### Extracted information

-- BEGIN --

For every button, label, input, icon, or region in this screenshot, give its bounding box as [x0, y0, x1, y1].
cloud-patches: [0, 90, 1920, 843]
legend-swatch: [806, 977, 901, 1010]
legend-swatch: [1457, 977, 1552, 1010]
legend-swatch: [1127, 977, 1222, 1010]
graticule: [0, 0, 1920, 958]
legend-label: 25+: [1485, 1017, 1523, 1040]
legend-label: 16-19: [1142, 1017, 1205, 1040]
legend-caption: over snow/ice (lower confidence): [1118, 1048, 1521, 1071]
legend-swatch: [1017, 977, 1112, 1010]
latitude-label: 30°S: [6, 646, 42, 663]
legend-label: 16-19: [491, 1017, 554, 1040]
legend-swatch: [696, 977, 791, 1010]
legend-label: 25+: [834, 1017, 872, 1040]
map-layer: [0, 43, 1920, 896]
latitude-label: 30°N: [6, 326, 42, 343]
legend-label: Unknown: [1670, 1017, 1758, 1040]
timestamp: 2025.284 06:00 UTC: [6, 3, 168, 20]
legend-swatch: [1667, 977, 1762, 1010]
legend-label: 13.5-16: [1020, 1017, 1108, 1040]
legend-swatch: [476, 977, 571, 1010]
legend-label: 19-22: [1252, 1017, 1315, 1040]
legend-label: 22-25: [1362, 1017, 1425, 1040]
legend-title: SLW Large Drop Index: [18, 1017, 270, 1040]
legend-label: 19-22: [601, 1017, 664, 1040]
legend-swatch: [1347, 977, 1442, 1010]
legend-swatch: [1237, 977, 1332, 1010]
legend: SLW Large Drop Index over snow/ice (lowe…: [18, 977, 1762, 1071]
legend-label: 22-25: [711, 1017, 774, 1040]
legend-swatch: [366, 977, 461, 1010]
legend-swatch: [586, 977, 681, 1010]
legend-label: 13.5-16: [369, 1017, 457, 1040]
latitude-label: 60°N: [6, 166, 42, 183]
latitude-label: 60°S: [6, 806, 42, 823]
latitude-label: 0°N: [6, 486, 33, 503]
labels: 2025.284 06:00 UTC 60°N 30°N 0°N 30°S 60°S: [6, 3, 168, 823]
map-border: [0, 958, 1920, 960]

-- END --

### Short exercise
Copy every line of the records above without changing anything.

### Answer to this task
For every button, label, input, icon, or region in this screenshot, give its bounding box as [x0, y0, x1, y1].
cloud-patches: [0, 90, 1920, 843]
legend-swatch: [806, 977, 901, 1010]
legend-swatch: [1457, 977, 1552, 1010]
legend-swatch: [1127, 977, 1222, 1010]
graticule: [0, 0, 1920, 958]
legend-label: 25+: [1485, 1017, 1523, 1040]
legend-label: 16-19: [1142, 1017, 1205, 1040]
legend-caption: over snow/ice (lower confidence): [1118, 1048, 1521, 1071]
legend-swatch: [1017, 977, 1112, 1010]
latitude-label: 30°S: [6, 646, 42, 663]
legend-label: 16-19: [491, 1017, 554, 1040]
legend-swatch: [696, 977, 791, 1010]
legend-label: 25+: [834, 1017, 872, 1040]
map-layer: [0, 43, 1920, 896]
latitude-label: 30°N: [6, 326, 42, 343]
legend-label: Unknown: [1670, 1017, 1758, 1040]
timestamp: 2025.284 06:00 UTC: [6, 3, 168, 20]
legend-swatch: [1667, 977, 1762, 1010]
legend-label: 13.5-16: [1020, 1017, 1108, 1040]
legend-swatch: [476, 977, 571, 1010]
legend-label: 19-22: [1252, 1017, 1315, 1040]
legend-label: 22-25: [1362, 1017, 1425, 1040]
legend-title: SLW Large Drop Index: [18, 1017, 270, 1040]
legend-label: 19-22: [601, 1017, 664, 1040]
legend-swatch: [1347, 977, 1442, 1010]
legend-swatch: [1237, 977, 1332, 1010]
legend: SLW Large Drop Index over snow/ice (lowe…: [18, 977, 1762, 1071]
legend-label: 22-25: [711, 1017, 774, 1040]
legend-swatch: [366, 977, 461, 1010]
legend-swatch: [586, 977, 681, 1010]
legend-label: 13.5-16: [369, 1017, 457, 1040]
latitude-label: 60°N: [6, 166, 42, 183]
latitude-label: 60°S: [6, 806, 42, 823]
latitude-label: 0°N: [6, 486, 33, 503]
labels: 2025.284 06:00 UTC 60°N 30°N 0°N 30°S 60°S: [6, 3, 168, 823]
map-border: [0, 958, 1920, 960]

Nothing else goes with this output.